Where in the data does the word "Department" appear? Find those lines and copy them.

"""

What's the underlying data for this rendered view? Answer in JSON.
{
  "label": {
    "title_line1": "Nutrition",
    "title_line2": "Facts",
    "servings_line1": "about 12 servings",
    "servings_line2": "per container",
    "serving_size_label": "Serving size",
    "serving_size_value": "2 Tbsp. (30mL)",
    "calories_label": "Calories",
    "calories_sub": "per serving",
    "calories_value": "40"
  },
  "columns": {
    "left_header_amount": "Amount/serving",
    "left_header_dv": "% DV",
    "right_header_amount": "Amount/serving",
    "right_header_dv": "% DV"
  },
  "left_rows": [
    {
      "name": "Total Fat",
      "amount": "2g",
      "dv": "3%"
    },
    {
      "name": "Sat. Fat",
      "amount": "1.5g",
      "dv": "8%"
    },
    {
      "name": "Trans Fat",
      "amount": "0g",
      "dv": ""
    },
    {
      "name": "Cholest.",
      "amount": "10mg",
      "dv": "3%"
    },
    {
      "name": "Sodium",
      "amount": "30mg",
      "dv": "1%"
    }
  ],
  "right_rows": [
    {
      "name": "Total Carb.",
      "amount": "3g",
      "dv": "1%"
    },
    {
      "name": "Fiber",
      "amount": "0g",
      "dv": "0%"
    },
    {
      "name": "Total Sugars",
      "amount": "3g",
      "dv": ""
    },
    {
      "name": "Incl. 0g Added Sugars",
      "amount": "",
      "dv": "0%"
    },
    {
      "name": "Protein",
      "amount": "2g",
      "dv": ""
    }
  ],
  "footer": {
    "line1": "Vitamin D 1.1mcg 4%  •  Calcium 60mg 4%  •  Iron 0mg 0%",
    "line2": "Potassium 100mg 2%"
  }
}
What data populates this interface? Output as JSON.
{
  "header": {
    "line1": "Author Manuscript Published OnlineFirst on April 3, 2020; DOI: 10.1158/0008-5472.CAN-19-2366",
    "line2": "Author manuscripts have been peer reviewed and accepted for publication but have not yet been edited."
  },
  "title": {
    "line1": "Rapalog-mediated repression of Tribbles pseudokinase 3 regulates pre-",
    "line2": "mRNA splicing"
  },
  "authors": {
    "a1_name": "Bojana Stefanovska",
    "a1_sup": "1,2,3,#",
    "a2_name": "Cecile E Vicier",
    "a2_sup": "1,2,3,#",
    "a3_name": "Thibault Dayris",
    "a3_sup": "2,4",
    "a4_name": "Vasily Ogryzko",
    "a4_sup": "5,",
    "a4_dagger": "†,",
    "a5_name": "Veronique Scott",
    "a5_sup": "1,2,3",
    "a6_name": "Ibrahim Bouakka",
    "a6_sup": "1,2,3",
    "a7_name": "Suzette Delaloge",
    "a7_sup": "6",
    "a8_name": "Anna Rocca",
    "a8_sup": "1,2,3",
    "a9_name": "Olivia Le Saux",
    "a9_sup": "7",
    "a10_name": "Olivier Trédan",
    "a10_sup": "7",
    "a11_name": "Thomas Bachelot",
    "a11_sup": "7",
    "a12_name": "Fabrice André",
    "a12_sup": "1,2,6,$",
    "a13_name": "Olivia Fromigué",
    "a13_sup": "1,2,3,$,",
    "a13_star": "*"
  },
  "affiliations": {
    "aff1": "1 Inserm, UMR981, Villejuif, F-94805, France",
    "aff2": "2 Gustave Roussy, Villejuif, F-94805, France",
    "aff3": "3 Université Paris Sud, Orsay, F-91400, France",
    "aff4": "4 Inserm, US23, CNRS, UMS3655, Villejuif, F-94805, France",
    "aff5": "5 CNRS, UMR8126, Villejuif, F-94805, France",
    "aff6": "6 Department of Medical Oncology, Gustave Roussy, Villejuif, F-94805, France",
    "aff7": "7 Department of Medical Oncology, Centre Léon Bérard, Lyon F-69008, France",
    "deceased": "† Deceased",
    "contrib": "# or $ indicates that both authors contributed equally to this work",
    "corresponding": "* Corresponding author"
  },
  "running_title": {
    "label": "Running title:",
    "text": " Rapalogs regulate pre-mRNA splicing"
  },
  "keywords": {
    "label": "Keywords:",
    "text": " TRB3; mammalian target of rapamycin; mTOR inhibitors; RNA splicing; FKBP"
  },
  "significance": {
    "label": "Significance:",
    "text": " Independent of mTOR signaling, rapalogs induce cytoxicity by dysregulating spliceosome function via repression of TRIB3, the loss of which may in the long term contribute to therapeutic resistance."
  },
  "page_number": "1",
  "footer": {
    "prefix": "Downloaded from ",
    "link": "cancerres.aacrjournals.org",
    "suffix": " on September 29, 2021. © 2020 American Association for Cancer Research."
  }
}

"""

FINISHED EXERCISE:
    "aff6": "6 Department of Medical Oncology, Gustave Roussy, Villejuif, F-94805, France",
    "aff7": "7 Department of Medical Oncology, Centre Léon Bérard, Lyon F-69008, France",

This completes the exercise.